### EXCERPTED DATA

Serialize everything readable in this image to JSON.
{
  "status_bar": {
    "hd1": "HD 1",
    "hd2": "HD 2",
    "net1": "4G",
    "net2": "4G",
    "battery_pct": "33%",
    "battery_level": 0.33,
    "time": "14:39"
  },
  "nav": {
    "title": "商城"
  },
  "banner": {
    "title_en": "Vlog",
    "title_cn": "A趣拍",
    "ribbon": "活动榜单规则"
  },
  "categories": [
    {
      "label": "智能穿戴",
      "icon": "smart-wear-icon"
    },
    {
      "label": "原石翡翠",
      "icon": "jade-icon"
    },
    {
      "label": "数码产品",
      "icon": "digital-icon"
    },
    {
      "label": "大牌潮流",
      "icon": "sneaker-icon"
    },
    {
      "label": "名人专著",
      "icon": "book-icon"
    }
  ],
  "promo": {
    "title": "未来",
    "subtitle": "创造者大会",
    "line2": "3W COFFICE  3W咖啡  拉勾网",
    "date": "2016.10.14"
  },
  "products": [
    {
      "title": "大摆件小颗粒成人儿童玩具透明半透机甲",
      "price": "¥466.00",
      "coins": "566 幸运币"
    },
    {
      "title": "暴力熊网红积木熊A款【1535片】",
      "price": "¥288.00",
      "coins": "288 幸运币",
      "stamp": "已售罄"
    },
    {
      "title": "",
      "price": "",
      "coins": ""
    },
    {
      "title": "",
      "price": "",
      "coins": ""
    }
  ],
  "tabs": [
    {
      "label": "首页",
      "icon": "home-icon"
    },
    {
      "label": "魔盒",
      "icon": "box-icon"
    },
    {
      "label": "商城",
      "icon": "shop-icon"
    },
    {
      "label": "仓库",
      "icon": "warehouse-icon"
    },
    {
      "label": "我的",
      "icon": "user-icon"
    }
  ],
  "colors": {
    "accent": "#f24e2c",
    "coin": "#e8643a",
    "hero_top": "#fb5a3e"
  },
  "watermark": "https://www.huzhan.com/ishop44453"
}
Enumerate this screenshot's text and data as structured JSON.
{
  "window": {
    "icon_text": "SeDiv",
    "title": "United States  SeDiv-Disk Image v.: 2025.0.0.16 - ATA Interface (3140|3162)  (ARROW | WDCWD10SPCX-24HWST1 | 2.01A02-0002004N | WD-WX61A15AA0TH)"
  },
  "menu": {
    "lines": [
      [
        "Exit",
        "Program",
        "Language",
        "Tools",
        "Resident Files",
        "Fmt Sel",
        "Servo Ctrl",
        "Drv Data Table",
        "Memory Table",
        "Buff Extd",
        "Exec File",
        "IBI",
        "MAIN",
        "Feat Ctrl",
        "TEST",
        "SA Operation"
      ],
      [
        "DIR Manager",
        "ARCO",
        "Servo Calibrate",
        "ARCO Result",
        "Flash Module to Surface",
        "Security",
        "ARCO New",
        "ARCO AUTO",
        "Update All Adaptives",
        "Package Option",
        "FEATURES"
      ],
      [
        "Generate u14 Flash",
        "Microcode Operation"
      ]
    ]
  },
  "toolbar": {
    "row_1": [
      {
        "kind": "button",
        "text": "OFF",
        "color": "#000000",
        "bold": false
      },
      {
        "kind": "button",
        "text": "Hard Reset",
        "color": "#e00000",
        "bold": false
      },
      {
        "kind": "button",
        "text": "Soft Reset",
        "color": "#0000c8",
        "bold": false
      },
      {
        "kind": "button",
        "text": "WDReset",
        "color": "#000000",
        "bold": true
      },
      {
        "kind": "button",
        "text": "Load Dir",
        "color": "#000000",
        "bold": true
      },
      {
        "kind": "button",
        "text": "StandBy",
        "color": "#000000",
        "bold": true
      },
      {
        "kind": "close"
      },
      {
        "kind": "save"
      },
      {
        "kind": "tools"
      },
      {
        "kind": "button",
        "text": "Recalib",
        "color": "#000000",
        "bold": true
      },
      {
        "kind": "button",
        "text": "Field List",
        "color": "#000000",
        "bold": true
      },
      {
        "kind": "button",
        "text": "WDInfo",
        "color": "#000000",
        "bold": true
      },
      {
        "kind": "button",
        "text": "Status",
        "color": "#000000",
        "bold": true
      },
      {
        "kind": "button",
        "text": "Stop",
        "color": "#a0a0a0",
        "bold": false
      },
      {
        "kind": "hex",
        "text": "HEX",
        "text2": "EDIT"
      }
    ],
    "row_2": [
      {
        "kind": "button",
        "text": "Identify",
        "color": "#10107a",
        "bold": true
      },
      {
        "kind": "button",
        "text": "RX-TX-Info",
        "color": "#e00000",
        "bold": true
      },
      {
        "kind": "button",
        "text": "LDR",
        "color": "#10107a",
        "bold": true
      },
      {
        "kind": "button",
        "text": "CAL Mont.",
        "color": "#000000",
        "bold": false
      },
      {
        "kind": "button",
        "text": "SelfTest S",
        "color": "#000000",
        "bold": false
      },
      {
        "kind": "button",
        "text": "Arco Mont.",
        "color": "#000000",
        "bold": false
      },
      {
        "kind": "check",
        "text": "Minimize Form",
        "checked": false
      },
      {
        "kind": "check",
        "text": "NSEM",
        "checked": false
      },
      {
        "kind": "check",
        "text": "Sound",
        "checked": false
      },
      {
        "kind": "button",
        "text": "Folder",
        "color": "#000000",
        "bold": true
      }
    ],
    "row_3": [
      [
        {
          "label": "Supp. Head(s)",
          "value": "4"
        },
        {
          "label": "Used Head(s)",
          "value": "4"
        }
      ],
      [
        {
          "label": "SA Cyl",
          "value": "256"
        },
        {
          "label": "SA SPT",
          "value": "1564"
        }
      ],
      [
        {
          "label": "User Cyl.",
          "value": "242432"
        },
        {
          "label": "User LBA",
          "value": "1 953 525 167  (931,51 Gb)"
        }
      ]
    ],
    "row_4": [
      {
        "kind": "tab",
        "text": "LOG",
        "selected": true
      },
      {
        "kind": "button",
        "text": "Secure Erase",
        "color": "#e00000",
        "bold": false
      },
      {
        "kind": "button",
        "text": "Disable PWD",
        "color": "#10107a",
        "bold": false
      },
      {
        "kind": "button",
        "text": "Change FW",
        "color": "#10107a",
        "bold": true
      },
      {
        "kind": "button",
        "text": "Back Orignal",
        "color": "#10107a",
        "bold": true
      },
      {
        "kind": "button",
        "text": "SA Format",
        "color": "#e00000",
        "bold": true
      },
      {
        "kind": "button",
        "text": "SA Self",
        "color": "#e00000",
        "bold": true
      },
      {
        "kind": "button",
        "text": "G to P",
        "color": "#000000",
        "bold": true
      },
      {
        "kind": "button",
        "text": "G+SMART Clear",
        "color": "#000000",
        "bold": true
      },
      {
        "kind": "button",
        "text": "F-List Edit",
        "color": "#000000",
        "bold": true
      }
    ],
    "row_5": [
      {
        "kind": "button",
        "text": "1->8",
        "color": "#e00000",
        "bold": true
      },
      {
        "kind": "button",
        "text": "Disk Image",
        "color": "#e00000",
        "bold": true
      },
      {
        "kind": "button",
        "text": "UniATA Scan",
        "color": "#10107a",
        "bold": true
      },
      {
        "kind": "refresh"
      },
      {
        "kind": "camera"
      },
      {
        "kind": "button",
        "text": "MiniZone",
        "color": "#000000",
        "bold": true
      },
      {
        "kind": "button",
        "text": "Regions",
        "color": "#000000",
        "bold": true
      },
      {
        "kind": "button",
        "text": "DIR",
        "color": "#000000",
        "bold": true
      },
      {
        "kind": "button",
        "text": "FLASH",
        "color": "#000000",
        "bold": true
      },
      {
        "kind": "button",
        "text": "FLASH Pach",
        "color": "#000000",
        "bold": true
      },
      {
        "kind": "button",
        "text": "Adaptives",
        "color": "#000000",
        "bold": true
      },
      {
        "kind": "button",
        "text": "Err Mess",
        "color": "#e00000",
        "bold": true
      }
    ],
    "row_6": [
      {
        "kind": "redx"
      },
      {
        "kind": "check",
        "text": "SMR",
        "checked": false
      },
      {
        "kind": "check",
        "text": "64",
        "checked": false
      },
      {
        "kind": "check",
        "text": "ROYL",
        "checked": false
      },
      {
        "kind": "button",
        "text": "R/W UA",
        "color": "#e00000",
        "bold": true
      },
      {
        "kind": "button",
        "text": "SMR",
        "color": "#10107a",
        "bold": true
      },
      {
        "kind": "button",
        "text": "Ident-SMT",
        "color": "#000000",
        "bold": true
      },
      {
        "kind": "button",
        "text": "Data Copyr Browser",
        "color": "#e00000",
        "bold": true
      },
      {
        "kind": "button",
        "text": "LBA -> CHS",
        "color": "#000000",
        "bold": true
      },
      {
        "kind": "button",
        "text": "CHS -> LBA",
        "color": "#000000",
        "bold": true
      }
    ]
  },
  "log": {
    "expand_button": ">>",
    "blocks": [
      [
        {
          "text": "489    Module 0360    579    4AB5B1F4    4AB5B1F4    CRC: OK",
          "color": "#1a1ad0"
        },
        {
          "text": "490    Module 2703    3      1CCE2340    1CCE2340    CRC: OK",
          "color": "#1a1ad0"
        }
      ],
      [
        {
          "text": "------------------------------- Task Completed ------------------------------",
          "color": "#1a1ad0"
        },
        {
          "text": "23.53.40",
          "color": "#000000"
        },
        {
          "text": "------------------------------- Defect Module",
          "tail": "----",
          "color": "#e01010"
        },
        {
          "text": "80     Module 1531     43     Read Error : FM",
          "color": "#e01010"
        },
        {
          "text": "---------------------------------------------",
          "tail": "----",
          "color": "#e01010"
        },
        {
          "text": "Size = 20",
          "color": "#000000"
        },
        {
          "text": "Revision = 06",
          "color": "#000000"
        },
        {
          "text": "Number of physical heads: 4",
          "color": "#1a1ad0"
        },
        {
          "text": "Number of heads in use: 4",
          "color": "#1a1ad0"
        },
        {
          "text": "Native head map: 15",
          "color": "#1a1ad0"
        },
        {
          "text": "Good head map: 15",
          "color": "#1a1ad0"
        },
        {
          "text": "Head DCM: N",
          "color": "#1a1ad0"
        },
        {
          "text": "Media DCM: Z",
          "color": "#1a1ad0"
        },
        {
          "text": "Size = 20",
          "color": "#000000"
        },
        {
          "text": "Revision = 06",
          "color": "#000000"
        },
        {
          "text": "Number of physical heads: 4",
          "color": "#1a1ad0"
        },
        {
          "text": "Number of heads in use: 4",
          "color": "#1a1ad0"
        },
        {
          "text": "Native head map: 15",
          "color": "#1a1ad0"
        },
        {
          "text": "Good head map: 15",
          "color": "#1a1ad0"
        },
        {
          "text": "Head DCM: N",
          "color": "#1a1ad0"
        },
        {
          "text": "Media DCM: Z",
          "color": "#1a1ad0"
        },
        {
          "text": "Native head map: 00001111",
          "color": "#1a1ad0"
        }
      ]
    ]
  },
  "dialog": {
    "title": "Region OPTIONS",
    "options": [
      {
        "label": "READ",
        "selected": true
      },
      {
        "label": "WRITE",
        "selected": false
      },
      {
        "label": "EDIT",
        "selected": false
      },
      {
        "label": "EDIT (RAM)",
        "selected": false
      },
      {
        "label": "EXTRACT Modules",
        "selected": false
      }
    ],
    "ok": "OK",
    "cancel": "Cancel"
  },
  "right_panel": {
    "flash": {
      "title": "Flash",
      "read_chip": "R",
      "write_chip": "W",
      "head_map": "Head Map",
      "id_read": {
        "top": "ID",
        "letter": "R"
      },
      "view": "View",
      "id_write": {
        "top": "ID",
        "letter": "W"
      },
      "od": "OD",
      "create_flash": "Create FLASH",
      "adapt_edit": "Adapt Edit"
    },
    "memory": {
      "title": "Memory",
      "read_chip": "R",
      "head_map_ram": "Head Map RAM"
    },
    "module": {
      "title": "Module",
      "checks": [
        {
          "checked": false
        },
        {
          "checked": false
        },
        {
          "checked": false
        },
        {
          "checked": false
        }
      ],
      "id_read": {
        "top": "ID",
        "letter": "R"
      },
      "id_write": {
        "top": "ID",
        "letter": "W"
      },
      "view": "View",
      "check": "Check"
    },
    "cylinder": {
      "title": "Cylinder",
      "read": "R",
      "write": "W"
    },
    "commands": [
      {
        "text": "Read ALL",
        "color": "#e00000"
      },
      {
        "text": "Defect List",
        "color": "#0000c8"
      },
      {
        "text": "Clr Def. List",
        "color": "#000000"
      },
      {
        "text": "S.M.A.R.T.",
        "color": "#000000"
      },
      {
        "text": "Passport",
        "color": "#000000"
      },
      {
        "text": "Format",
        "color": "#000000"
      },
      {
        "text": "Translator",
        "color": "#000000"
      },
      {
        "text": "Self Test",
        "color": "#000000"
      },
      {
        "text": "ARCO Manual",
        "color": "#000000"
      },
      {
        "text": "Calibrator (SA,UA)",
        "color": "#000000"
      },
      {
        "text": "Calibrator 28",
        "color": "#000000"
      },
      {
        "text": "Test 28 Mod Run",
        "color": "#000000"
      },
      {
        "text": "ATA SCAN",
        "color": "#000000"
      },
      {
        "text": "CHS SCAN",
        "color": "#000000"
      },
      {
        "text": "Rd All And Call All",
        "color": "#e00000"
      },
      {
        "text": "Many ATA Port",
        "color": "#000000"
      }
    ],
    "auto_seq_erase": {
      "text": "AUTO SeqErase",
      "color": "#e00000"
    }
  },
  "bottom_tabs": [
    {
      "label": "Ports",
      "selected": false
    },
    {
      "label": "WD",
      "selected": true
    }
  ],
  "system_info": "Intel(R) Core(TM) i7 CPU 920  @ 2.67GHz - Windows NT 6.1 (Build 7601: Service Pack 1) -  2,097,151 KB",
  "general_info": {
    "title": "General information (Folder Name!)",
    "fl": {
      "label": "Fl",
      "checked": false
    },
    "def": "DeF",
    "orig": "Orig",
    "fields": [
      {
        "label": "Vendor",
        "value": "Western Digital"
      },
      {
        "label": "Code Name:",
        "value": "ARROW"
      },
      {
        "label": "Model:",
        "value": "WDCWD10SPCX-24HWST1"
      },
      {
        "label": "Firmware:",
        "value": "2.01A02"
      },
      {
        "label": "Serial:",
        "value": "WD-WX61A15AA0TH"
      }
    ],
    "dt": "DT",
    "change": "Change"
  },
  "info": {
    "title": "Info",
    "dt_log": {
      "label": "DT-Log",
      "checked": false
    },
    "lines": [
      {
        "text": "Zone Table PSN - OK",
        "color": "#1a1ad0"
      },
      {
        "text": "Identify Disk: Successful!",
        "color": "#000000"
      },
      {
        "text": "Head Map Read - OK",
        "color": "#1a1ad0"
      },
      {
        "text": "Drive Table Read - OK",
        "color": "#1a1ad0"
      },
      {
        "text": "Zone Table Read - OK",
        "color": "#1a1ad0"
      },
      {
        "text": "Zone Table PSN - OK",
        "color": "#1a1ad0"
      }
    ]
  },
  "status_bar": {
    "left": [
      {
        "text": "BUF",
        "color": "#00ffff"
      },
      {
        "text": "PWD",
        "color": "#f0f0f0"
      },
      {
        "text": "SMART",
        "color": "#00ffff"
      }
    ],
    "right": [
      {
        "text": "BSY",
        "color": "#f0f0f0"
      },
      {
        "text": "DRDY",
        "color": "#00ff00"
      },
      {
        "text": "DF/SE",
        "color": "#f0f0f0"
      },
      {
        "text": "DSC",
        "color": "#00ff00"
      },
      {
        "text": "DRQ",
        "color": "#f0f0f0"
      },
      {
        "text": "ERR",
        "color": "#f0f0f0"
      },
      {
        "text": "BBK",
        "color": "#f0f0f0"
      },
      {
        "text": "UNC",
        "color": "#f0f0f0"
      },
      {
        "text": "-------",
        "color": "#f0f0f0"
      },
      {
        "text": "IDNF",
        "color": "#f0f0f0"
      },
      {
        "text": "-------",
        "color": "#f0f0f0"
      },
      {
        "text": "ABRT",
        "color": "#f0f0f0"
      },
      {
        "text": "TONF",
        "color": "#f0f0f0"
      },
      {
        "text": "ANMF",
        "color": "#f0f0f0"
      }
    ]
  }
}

### DO THIS
Select and copy every line of the listing with the word "value".

### EXPECTED ANSWER
          "value": "4"
          "value": "4"
          "value": "256"
          "value": "1564"
          "value": "242432"
          "value": "1 953 525 167  (931,51 Gb)"
        "value": "Western Digital"
        "value": "ARROW"
        "value": "WDCWD10SPCX-24HWST1"
        "value": "2.01A02"
        "value": "WD-WX61A15AA0TH"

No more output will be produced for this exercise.